» **Directive**:
Pictures stay out of your copy, but everything else in the records below must be repeated exactly.

» **Data for this task**:
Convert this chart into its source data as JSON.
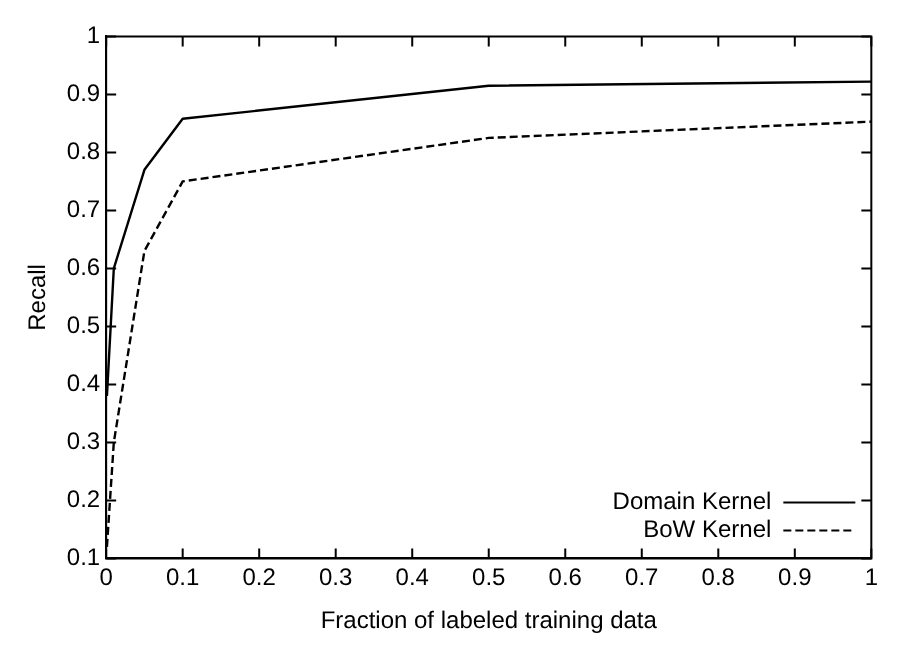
{
  "chart_data": {
    "type": "line",
    "xlabel": "Fraction of labeled training data",
    "ylabel": "Recall",
    "xlim": [
      0,
      1
    ],
    "xticks": [
      0,
      0.1,
      0.2,
      0.3,
      0.4,
      0.5,
      0.6,
      0.7,
      0.8,
      0.9,
      1
    ],
    "ylim": [
      0.1,
      1
    ],
    "yticks": [
      0.1,
      0.2,
      0.3,
      0.4,
      0.5,
      0.6,
      0.7,
      0.8,
      0.9,
      1
    ],
    "grid": false,
    "legend": "bottom right",
    "marker": "none",
    "series": [
      {
        "name": "Domain Kernel",
        "color": "#000000",
        "line_style": "solid",
        "x": [
          0.001,
          0.01,
          0.05,
          0.1,
          0.5,
          1
        ],
        "values": [
          0.38,
          0.6,
          0.77,
          0.858,
          0.915,
          0.922
        ]
      },
      {
        "name": "BoW Kernel",
        "color": "#000000",
        "line_style": "dashed",
        "x": [
          0.001,
          0.01,
          0.05,
          0.1,
          0.5,
          1
        ],
        "values": [
          0.12,
          0.3,
          0.63,
          0.75,
          0.825,
          0.853
        ]
      }
    ]
  }
}
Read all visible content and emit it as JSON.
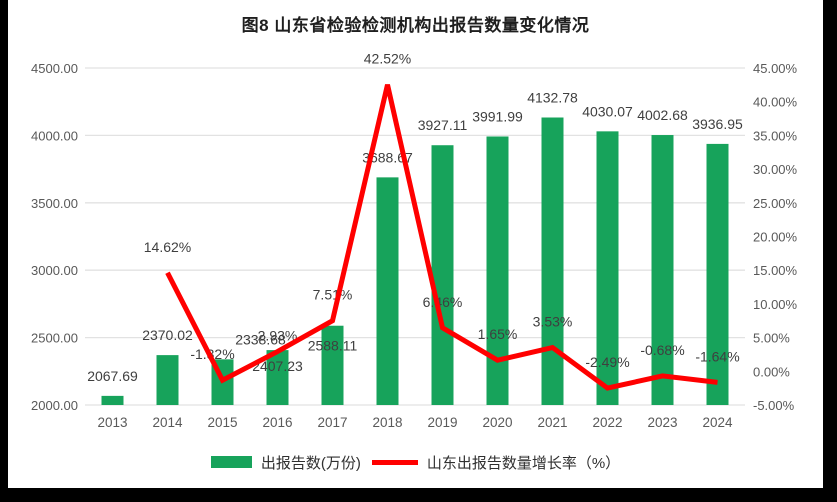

» **Problem solution**:
Convert this chart into its source data as JSON.
{
  "chart_data": {
    "type": "line",
    "xlabel": "Fraction of labeled training data",
    "ylabel": "Recall",
    "xlim": [
      0,
      1
    ],
    "xticks": [
      0,
      0.1,
      0.2,
      0.3,
      0.4,
      0.5,
      0.6,
      0.7,
      0.8,
      0.9,
      1
    ],
    "ylim": [
      0.1,
      1
    ],
    "yticks": [
      0.1,
      0.2,
      0.3,
      0.4,
      0.5,
      0.6,
      0.7,
      0.8,
      0.9,
      1
    ],
    "grid": false,
    "legend": "bottom right",
    "marker": "none",
    "series": [
      {
        "name": "Domain Kernel",
        "color": "#000000",
        "line_style": "solid",
        "x": [
          0.001,
          0.01,
          0.05,
          0.1,
          0.5,
          1
        ],
        "values": [
          0.38,
          0.6,
          0.77,
          0.858,
          0.915,
          0.922
        ]
      },
      {
        "name": "BoW Kernel",
        "color": "#000000",
        "line_style": "dashed",
        "x": [
          0.001,
          0.01,
          0.05,
          0.1,
          0.5,
          1
        ],
        "values": [
          0.12,
          0.3,
          0.63,
          0.75,
          0.825,
          0.853
        ]
      }
    ]
  }
}
Read all visible content and emit it as JSON.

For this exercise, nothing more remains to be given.